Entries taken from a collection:
►

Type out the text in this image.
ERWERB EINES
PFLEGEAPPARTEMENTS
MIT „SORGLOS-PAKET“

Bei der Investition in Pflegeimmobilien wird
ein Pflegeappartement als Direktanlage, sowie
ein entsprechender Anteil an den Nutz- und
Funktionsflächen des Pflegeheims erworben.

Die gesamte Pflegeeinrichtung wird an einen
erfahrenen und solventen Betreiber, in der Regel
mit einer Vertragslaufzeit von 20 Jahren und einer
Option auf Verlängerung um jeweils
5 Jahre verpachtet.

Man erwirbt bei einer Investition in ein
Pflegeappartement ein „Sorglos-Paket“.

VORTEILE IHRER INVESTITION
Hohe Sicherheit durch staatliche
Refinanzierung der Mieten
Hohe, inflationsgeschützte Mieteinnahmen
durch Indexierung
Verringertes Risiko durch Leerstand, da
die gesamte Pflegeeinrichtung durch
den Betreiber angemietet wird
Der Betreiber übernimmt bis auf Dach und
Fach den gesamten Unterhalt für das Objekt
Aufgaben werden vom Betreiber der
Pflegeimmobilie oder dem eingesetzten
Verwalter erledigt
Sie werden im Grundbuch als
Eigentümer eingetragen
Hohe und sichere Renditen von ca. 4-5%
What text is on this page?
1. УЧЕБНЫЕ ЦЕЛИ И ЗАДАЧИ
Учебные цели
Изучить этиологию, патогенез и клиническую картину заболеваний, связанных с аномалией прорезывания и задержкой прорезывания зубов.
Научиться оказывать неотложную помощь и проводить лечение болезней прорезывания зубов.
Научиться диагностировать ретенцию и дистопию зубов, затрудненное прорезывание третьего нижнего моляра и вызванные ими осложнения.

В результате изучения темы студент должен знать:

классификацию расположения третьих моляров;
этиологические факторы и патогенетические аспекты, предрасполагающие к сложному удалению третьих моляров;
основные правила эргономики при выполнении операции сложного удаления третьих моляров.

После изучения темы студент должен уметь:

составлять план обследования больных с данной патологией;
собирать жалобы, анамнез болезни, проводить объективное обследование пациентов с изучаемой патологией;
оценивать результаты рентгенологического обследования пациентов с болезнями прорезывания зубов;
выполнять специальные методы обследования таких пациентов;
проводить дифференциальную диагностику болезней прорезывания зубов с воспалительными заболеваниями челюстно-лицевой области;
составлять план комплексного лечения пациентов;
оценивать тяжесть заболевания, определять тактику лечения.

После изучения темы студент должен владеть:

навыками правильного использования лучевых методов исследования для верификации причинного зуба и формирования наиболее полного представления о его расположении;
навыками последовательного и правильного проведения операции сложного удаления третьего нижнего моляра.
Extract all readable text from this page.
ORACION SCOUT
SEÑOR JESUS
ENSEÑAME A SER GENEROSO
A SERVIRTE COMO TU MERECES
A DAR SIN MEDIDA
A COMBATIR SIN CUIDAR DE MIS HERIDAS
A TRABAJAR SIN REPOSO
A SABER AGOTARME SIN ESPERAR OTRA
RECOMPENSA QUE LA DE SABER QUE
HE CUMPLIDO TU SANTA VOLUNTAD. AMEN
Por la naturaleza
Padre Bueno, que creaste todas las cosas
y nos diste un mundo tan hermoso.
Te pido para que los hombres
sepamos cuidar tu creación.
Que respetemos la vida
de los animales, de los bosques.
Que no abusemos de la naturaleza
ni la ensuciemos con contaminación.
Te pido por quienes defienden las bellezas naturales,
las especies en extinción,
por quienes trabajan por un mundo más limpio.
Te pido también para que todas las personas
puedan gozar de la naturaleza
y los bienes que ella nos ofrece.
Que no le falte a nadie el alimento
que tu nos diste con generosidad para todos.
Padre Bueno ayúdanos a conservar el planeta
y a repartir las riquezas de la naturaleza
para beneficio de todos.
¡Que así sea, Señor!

◄

## Request:
Write the lines out verbatim, from the one with "Extract all readable text from this page." through the last line of the entries, and stop there.

## Full answer:
Extract all readable text from this page.
ORACION SCOUT
SEÑOR JESUS
ENSEÑAME A SER GENEROSO
A SERVIRTE COMO TU MERECES
A DAR SIN MEDIDA
A COMBATIR SIN CUIDAR DE MIS HERIDAS
A TRABAJAR SIN REPOSO
A SABER AGOTARME SIN ESPERAR OTRA
RECOMPENSA QUE LA DE SABER QUE
HE CUMPLIDO TU SANTA VOLUNTAD. AMEN
Por la naturaleza
Padre Bueno, que creaste todas las cosas
y nos diste un mundo tan hermoso.
Te pido para que los hombres
sepamos cuidar tu creación.
Que respetemos la vida
de los animales, de los bosques.
Que no abusemos de la naturaleza
ni la ensuciemos con contaminación.
Te pido por quienes defienden las bellezas naturales,
las especies en extinción,
por quienes trabajan por un mundo más limpio.
Te pido también para que todas las personas
puedan gozar de la naturaleza
y los bienes que ella nos ofrece.
Que no le falte a nadie el alimento
que tu nos diste con generosidad para todos.
Padre Bueno ayúdanos a conservar el planeta
y a repartir las riquezas de la naturaleza
para beneficio de todos.
¡Que así sea, Señor!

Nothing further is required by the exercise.